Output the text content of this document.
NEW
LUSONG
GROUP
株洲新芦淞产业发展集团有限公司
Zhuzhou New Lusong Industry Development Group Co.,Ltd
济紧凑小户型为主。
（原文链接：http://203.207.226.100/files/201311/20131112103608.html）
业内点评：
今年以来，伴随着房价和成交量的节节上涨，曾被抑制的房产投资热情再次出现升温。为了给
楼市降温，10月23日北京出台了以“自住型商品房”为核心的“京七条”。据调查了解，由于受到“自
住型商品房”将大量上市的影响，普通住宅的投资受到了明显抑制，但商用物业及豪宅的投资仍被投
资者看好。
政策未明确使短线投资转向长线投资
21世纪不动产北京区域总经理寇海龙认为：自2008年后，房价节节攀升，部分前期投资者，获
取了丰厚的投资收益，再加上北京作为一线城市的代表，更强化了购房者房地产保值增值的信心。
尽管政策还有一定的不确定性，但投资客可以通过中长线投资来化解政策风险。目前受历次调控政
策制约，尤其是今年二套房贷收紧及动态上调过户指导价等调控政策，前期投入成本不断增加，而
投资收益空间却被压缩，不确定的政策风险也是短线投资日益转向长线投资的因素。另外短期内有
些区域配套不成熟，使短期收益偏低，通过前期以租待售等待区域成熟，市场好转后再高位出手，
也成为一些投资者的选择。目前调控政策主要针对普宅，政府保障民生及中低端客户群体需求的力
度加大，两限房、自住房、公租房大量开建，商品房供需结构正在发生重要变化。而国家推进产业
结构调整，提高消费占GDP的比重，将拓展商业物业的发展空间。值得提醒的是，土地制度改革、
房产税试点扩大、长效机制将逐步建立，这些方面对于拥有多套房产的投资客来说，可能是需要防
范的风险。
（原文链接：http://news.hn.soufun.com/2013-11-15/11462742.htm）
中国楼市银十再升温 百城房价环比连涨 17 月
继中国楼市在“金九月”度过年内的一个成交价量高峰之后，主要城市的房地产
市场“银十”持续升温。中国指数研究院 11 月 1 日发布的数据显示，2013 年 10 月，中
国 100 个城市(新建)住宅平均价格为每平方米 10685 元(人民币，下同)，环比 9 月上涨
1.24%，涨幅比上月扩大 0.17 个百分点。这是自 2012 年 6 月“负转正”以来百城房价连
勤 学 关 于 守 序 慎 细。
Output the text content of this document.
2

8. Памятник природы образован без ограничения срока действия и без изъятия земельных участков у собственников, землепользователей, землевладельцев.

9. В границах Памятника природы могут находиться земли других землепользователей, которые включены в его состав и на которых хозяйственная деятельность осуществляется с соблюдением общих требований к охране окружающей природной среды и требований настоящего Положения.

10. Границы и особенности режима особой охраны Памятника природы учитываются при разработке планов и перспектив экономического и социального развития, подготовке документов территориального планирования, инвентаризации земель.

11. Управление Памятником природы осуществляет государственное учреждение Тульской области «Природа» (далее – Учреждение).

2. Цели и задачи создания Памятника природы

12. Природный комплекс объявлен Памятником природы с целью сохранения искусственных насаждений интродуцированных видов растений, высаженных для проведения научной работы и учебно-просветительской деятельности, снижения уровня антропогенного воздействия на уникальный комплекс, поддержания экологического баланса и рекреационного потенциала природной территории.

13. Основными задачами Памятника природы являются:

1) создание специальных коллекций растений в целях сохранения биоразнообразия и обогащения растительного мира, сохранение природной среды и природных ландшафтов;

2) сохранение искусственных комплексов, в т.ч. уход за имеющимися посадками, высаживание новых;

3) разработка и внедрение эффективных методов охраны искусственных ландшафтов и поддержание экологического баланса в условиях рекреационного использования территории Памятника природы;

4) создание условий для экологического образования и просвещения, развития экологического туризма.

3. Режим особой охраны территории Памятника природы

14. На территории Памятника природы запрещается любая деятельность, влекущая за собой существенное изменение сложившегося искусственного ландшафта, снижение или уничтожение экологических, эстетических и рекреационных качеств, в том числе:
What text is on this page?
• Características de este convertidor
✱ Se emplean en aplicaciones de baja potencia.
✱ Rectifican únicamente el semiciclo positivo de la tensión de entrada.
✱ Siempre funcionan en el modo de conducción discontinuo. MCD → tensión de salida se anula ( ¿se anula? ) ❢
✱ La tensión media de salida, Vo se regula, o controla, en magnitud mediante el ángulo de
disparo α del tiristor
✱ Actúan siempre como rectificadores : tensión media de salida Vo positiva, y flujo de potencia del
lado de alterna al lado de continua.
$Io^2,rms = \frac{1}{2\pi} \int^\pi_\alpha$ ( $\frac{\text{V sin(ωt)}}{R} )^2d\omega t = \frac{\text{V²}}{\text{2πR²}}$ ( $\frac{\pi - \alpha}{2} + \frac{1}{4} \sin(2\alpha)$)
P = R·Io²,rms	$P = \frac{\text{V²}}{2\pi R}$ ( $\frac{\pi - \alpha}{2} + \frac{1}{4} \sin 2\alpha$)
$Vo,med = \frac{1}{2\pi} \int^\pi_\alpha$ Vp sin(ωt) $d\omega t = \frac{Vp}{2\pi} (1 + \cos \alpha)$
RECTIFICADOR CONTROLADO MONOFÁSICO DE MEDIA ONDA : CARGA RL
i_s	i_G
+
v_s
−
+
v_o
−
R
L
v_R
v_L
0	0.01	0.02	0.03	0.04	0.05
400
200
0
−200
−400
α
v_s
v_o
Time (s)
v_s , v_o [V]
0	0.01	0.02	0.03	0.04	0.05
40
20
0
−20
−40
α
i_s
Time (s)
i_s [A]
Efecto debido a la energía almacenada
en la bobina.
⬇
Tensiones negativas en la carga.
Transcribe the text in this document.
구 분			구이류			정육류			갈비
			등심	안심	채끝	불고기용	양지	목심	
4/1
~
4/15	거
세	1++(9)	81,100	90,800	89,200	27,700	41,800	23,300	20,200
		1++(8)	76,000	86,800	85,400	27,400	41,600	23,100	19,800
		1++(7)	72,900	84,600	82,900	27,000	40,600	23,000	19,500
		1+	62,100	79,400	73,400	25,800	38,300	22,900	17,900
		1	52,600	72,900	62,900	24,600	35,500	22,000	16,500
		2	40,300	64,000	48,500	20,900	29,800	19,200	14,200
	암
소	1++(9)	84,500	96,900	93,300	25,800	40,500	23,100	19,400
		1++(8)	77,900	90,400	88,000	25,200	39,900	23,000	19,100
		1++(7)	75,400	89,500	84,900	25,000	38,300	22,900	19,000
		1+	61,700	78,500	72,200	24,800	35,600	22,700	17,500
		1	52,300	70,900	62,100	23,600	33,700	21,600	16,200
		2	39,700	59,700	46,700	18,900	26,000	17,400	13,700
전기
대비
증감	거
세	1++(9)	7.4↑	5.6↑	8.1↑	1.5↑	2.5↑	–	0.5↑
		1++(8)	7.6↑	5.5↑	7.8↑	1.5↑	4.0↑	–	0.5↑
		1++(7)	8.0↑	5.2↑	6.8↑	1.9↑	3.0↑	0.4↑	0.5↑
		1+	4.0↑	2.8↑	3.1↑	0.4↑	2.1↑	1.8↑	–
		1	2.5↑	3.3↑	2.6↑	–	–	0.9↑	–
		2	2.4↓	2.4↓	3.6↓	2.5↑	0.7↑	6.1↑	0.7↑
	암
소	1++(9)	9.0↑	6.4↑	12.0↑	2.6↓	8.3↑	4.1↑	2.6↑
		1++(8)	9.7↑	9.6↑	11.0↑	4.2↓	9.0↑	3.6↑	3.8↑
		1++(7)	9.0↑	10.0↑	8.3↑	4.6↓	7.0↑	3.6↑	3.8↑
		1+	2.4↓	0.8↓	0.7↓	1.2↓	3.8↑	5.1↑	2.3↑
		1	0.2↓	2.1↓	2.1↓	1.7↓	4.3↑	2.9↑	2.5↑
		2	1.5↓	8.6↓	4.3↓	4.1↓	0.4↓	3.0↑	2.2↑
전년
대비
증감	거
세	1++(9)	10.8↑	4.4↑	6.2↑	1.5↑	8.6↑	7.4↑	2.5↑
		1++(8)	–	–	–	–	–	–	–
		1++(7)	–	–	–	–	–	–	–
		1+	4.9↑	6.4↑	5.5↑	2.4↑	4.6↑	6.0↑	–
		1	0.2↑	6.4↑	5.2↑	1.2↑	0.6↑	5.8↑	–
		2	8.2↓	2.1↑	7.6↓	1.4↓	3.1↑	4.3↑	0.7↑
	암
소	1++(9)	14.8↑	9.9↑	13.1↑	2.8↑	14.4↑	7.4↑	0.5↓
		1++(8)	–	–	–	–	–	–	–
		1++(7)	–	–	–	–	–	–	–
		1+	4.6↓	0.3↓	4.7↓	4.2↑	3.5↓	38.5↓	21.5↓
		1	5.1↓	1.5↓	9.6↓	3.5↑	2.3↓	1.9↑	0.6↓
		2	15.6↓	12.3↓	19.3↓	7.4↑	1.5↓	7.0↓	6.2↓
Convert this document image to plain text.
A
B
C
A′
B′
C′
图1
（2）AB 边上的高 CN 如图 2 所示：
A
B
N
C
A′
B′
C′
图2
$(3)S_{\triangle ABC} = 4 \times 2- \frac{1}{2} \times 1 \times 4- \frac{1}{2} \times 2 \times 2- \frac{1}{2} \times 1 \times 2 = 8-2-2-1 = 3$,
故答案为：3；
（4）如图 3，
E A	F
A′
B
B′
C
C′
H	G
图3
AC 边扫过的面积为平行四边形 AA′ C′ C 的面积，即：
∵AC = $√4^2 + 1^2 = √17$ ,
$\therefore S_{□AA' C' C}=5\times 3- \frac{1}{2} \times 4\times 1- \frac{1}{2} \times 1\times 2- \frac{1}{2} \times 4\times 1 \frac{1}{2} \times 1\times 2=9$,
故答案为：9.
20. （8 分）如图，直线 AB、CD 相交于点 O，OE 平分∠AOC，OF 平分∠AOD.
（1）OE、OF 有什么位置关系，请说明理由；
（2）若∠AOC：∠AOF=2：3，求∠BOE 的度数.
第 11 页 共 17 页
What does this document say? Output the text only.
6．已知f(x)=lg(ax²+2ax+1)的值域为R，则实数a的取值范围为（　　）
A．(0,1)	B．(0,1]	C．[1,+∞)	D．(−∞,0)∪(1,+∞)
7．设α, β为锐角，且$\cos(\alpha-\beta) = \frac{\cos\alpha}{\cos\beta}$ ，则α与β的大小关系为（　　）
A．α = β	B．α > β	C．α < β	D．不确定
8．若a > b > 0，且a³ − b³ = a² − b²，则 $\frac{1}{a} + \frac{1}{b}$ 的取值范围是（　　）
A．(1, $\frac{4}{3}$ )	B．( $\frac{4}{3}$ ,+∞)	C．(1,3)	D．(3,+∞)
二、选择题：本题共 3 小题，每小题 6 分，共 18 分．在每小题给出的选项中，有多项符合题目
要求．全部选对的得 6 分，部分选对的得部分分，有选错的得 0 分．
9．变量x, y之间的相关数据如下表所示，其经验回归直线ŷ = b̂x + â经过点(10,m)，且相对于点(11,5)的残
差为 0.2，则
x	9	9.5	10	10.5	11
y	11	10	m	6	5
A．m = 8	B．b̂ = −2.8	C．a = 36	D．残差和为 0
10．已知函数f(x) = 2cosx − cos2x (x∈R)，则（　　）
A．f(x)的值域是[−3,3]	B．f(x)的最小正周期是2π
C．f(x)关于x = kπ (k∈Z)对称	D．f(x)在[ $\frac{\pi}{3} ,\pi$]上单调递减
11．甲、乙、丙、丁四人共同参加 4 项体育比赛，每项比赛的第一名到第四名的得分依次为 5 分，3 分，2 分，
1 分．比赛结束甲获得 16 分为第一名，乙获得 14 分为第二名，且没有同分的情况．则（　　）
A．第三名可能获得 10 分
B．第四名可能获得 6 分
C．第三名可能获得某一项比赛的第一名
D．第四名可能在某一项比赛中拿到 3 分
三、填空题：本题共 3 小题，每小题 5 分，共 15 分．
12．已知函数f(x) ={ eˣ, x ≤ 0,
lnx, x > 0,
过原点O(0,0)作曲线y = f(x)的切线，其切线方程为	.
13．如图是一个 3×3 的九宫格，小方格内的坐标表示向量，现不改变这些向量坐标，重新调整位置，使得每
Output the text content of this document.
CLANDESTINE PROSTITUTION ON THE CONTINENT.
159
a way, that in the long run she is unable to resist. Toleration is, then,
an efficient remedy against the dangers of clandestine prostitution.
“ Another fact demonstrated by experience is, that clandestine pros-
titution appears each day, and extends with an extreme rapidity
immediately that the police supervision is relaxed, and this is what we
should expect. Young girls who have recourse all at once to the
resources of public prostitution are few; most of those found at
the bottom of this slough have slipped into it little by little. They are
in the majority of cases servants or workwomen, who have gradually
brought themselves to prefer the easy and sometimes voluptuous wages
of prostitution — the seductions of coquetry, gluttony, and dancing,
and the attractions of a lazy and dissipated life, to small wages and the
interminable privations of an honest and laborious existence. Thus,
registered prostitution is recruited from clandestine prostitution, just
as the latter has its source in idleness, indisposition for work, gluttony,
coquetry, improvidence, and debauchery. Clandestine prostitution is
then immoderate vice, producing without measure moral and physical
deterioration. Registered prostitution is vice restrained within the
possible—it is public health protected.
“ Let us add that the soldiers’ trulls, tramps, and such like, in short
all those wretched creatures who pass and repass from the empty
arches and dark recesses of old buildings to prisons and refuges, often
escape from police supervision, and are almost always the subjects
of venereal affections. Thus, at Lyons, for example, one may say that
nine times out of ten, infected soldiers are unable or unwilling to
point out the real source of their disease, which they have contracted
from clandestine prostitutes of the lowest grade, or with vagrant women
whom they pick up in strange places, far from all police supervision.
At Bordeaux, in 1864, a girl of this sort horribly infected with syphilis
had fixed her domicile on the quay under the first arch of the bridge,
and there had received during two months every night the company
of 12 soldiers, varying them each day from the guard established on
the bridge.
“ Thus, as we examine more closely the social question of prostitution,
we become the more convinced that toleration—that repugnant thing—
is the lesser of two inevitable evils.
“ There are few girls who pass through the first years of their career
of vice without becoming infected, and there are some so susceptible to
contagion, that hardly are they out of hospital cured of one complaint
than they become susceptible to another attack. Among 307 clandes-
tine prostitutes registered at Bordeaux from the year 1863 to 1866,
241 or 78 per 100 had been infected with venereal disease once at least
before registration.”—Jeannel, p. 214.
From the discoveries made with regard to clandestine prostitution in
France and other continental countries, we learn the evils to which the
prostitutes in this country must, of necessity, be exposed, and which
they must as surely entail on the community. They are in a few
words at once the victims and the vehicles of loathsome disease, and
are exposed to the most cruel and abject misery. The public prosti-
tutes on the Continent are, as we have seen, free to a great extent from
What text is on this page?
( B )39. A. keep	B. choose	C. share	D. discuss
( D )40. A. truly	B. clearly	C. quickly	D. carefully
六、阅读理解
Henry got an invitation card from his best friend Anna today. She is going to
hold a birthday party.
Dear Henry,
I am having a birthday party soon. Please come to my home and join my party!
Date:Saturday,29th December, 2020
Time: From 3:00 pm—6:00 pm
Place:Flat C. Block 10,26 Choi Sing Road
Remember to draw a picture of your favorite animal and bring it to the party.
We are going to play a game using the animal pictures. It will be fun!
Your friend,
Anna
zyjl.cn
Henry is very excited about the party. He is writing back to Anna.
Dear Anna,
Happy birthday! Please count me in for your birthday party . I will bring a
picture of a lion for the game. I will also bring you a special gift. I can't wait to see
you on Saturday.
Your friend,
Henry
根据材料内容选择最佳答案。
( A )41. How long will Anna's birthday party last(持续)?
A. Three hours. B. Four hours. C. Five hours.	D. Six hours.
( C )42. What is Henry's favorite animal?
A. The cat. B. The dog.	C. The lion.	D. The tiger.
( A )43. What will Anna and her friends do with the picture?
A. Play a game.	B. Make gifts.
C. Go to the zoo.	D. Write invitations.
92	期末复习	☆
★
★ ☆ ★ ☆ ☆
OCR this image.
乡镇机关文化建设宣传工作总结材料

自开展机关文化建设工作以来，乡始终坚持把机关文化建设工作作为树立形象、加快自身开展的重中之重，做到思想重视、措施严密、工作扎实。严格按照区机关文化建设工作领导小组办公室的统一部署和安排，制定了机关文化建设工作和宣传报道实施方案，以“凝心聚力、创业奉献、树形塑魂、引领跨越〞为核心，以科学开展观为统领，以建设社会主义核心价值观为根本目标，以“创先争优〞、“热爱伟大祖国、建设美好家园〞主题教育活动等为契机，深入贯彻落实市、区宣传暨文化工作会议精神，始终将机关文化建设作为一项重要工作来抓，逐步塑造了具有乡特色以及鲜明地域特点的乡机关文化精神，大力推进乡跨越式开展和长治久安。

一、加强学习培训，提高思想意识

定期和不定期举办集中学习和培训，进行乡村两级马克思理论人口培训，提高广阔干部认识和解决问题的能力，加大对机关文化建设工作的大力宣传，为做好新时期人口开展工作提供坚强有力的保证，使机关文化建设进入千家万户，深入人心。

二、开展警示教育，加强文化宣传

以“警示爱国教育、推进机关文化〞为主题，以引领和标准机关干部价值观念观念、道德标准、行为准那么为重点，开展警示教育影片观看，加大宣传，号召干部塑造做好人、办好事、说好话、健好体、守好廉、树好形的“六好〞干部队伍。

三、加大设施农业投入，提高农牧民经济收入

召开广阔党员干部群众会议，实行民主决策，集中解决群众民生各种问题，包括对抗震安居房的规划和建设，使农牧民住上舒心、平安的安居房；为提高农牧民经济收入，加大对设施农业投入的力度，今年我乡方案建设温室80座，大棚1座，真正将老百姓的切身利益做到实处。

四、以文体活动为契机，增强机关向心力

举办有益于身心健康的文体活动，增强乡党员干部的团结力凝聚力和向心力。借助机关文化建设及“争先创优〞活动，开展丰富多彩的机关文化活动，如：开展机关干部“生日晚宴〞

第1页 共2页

→ **THE REQUEST**: Copy each line of the listing that holds the word "охраны".

→ **SOLUTION TO THIS PROBLEM**:
10. Границы и особенности режима особой охраны Памятника природы учитываются при разработке планов и перспектив экономического и социального развития, подготовке документов территориального планирования, инвентаризации земель.
3) разработка и внедрение эффективных методов охраны искусственных ландшафтов и поддержание экологического баланса в условиях рекреационного использования территории Памятника природы;
3. Режим особой охраны территории Памятника природы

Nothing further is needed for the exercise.